══ Provided information ══

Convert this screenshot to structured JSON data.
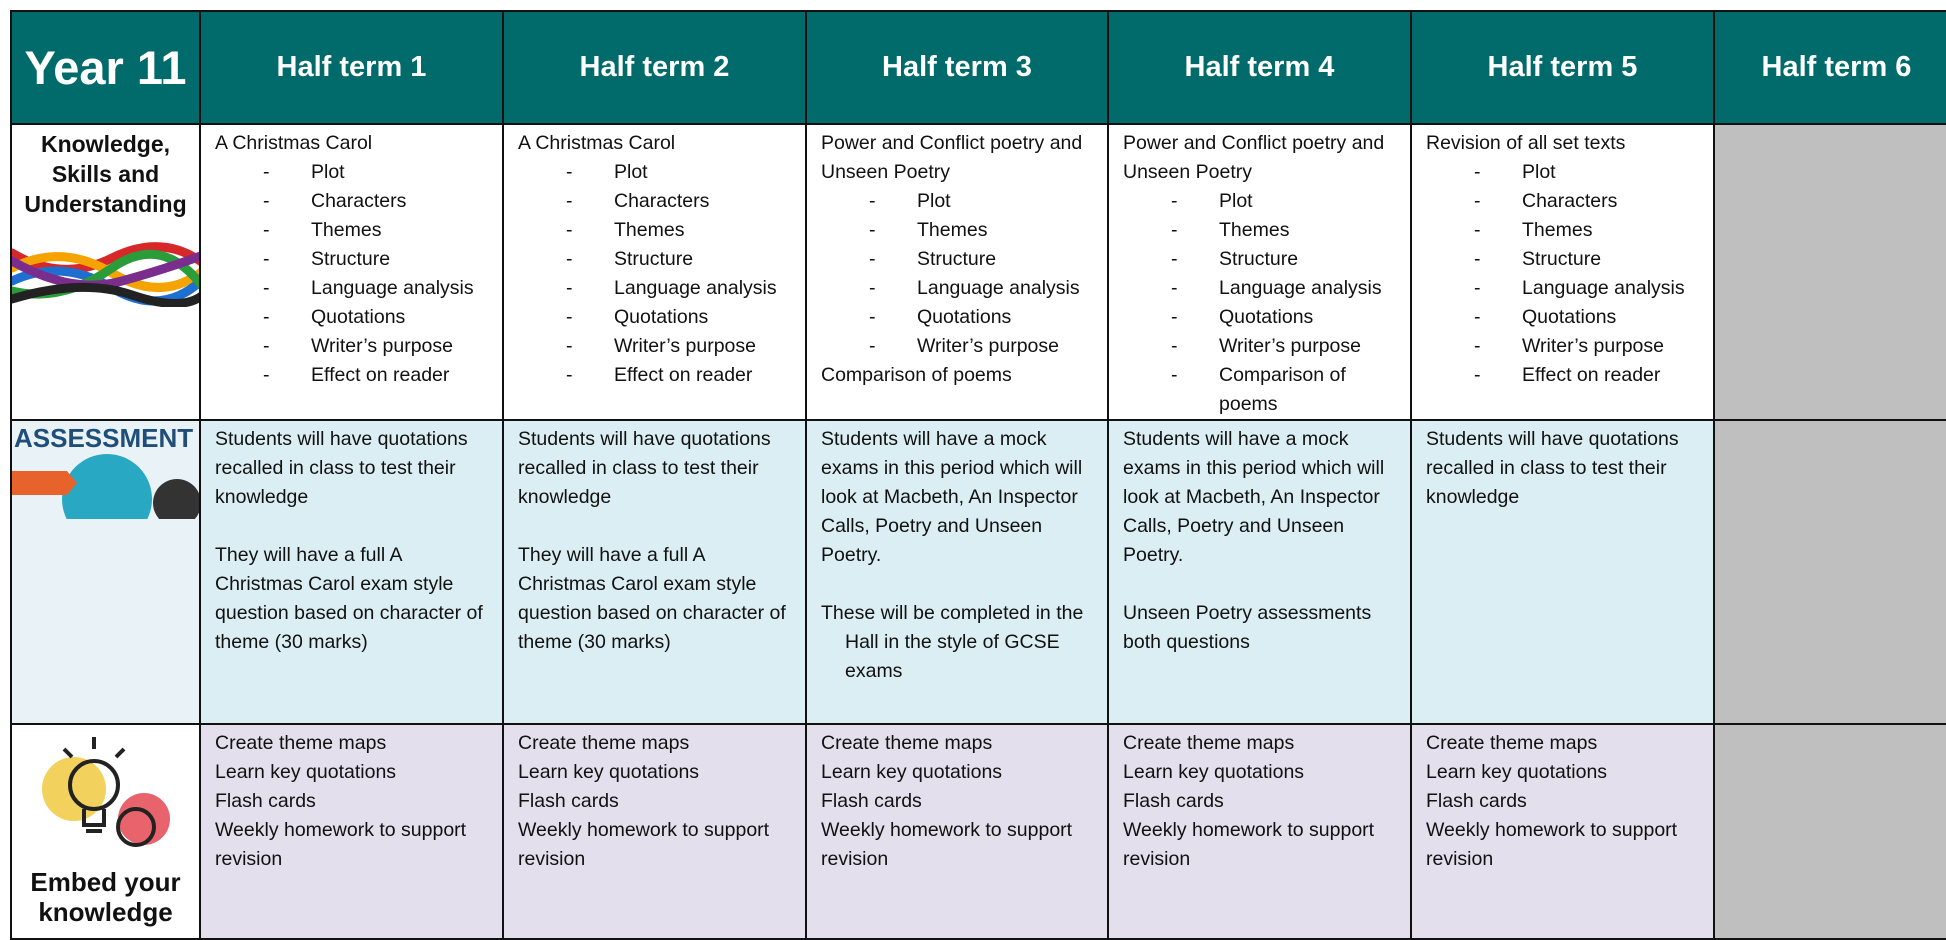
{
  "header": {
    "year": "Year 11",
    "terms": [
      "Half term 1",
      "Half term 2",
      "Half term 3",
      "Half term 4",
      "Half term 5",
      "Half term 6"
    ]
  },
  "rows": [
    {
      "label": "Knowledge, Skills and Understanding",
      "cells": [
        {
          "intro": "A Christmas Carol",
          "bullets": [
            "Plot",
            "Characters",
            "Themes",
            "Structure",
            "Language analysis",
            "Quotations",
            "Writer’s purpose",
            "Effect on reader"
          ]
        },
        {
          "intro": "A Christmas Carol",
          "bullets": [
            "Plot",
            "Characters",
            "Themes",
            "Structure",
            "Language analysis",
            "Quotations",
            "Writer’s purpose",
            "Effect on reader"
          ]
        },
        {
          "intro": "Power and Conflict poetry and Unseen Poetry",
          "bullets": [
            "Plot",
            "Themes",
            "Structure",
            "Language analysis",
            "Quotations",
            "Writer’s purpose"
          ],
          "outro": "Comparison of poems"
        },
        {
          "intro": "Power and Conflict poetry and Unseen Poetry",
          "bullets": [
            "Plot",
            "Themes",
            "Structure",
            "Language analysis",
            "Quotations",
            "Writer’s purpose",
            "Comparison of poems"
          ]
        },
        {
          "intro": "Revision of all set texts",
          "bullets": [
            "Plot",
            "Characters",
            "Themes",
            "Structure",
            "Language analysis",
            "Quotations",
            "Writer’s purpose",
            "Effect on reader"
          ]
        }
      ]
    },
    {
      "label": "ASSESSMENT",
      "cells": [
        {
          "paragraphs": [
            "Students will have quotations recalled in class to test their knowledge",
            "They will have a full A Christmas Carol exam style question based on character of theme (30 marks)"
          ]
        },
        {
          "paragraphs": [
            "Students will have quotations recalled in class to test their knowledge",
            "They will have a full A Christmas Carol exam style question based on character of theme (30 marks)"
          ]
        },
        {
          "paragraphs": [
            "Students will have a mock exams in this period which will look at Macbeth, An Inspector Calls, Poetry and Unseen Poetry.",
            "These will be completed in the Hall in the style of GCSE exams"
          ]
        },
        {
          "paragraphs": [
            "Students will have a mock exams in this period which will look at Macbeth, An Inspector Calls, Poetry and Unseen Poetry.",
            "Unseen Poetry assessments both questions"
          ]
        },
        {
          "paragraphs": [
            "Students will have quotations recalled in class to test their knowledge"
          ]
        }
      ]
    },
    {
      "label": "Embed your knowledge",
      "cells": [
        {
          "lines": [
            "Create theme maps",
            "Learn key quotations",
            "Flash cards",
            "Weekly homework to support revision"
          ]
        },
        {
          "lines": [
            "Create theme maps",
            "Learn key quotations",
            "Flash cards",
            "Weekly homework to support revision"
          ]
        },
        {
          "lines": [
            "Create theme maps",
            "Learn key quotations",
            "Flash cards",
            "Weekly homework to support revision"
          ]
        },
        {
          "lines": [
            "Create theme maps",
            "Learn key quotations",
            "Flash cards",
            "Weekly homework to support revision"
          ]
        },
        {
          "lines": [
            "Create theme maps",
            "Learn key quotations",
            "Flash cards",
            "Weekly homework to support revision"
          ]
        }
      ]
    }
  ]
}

═══
══ Provided information ══

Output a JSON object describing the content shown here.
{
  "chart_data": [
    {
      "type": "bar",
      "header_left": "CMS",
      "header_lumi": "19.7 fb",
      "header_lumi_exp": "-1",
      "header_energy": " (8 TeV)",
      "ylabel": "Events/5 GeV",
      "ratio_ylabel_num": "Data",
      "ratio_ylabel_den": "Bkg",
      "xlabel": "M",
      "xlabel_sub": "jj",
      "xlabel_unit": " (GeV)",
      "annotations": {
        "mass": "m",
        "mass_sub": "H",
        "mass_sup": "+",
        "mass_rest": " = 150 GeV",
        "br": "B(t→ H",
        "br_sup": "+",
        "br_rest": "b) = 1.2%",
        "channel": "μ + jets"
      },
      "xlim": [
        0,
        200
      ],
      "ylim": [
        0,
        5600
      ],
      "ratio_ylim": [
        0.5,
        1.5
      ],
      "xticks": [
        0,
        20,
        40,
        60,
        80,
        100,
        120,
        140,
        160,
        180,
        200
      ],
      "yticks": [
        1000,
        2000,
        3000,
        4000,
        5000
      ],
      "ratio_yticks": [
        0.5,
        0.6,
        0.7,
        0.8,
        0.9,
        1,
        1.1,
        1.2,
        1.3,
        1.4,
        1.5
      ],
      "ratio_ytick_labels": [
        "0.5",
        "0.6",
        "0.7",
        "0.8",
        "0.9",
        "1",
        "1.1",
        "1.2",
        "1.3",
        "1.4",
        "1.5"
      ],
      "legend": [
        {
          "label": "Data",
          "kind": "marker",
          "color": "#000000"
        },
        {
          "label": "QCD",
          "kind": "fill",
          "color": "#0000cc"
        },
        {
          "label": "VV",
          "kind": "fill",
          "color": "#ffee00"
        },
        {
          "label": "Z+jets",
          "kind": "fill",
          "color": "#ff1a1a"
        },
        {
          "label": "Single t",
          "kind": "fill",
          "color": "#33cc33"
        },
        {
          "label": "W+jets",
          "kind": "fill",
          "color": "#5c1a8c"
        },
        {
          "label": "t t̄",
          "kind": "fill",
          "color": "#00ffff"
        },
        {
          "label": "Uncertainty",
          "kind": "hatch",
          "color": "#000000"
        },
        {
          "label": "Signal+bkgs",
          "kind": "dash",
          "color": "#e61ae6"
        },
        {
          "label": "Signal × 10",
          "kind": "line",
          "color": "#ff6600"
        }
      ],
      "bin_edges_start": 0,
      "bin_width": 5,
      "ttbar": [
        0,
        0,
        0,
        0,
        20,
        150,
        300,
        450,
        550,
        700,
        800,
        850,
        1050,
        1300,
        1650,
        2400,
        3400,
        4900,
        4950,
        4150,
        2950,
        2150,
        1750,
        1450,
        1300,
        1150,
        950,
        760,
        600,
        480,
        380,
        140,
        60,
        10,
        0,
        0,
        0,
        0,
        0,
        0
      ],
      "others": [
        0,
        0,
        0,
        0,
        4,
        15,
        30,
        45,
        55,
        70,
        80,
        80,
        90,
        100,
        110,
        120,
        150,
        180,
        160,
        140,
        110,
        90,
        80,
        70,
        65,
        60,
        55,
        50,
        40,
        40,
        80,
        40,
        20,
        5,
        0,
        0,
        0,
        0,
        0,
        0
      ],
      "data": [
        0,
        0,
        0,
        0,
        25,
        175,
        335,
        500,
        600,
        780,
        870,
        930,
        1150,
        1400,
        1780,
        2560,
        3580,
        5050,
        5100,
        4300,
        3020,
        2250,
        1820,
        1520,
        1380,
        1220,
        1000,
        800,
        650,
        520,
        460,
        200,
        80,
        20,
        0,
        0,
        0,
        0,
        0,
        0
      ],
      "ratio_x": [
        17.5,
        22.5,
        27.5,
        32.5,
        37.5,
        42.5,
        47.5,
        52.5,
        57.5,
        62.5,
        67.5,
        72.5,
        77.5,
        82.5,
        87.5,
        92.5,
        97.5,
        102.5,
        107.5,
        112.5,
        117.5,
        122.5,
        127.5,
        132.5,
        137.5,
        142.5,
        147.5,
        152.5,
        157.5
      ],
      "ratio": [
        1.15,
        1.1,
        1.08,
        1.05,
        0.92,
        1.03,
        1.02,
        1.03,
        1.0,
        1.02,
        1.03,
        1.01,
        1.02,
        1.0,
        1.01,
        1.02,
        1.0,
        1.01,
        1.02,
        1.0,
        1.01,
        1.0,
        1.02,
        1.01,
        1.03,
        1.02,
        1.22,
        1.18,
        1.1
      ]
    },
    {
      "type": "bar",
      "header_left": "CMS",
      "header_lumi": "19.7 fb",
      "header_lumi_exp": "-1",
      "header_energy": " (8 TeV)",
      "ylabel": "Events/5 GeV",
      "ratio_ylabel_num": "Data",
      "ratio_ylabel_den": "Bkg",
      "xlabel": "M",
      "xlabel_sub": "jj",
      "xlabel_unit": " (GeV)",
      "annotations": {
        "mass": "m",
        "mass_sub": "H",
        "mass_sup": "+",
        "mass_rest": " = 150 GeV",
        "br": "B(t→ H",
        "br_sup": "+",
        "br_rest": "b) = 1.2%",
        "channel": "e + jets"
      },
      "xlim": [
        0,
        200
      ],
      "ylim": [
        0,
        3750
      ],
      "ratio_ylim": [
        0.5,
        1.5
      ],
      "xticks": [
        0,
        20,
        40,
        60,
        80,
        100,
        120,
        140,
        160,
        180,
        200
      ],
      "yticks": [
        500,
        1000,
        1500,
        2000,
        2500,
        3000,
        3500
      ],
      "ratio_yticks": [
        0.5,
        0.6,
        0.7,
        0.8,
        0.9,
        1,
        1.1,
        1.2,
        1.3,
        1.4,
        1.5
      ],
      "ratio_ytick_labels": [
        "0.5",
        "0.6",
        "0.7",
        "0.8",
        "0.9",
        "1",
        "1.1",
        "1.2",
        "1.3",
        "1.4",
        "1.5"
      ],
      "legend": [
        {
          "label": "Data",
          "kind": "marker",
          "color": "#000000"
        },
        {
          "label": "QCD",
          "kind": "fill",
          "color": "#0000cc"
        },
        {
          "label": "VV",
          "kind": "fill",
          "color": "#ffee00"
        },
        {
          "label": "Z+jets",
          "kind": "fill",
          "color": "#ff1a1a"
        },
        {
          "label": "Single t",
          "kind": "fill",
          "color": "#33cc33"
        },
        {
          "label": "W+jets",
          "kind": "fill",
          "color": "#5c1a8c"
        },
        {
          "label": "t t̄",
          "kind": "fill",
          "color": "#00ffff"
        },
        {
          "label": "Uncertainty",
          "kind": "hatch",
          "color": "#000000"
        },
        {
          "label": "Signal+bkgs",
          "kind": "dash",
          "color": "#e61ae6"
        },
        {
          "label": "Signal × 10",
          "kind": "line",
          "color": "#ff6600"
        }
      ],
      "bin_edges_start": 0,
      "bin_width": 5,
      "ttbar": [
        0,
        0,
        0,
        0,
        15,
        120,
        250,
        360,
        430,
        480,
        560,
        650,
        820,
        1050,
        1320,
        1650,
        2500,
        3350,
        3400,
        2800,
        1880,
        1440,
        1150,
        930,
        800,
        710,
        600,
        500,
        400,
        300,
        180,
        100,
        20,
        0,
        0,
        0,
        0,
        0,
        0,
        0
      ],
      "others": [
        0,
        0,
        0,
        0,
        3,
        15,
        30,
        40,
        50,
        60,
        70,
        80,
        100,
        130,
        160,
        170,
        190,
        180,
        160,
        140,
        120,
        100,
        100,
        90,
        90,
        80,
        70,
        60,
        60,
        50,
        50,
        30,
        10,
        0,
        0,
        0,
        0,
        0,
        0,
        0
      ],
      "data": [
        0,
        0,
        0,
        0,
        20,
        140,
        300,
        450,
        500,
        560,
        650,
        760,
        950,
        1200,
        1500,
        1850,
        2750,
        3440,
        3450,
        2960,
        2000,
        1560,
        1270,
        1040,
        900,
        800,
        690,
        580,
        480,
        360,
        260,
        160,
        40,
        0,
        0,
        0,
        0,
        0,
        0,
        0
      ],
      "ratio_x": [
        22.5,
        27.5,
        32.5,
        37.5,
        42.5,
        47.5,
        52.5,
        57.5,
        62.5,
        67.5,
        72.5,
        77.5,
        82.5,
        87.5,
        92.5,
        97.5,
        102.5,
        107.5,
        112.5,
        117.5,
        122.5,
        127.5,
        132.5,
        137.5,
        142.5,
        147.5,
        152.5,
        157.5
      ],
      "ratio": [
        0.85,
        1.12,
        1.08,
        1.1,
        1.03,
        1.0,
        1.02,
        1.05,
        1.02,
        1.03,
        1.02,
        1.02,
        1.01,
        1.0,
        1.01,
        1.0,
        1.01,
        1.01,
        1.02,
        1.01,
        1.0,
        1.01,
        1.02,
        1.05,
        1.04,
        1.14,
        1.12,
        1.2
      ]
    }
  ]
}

═══

§ What to work on:
Pull every line containing the word "poems" out of the material and copy it.

§ Answer to the problem:
          "outro": "Comparison of poems"
            "Comparison of poems"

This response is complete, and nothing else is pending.